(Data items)
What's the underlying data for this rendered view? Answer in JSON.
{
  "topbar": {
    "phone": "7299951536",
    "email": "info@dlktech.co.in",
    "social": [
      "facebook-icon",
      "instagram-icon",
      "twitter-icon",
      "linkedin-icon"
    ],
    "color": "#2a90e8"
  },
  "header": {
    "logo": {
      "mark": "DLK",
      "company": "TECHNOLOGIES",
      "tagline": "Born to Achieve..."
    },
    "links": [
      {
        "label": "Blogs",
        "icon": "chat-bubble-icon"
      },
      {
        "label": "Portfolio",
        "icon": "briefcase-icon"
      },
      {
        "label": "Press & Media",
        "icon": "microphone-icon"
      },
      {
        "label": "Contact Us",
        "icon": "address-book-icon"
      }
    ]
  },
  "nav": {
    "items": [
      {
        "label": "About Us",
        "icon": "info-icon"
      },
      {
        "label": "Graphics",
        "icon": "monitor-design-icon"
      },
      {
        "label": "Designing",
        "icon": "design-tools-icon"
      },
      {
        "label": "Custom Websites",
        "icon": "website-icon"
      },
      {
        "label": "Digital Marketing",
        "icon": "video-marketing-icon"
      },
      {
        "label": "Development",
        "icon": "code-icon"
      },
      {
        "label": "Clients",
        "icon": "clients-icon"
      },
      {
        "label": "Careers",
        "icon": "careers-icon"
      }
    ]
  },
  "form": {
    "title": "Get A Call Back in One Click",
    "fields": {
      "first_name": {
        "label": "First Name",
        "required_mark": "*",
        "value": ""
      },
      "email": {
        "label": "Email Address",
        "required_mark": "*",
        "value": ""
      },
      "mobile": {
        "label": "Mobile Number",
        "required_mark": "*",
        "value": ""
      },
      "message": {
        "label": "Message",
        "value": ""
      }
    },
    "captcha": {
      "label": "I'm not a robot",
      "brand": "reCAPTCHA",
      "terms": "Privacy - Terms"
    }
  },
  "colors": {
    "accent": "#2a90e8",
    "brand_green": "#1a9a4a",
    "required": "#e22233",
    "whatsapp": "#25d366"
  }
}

Task requirements →
List the lines of the records where "info" occurs.

Result →
    "email": "info@dlktech.co.in",
        "icon": "info-icon"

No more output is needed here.